BEGIN Extracted entries

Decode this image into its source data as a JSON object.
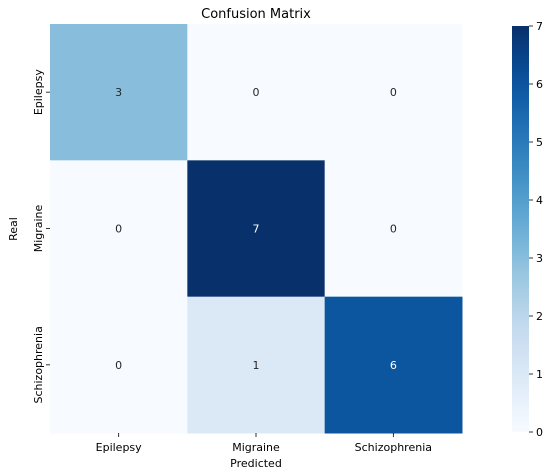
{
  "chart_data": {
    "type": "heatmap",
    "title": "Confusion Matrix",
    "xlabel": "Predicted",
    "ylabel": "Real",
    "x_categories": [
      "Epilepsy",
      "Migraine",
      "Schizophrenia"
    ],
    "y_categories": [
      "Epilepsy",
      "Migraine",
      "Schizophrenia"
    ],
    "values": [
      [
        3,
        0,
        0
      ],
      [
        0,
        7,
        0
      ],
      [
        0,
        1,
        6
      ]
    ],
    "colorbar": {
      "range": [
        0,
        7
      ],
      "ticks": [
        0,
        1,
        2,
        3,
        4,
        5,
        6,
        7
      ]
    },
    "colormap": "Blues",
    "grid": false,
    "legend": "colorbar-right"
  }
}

END Extracted entries

◆ **What this task involves**: Can the entries above be repeated exactly, without their pictures?

◆ **Exercise answer**:
Decode this image into its source data as a JSON object.
{
  "chart_data": {
    "type": "heatmap",
    "title": "Confusion Matrix",
    "xlabel": "Predicted",
    "ylabel": "Real",
    "x_categories": [
      "Epilepsy",
      "Migraine",
      "Schizophrenia"
    ],
    "y_categories": [
      "Epilepsy",
      "Migraine",
      "Schizophrenia"
    ],
    "values": [
      [
        3,
        0,
        0
      ],
      [
        0,
        7,
        0
      ],
      [
        0,
        1,
        6
      ]
    ],
    "colorbar": {
      "range": [
        0,
        7
      ],
      "ticks": [
        0,
        1,
        2,
        3,
        4,
        5,
        6,
        7
      ]
    },
    "colormap": "Blues",
    "grid": false,
    "legend": "colorbar-right"
  }
}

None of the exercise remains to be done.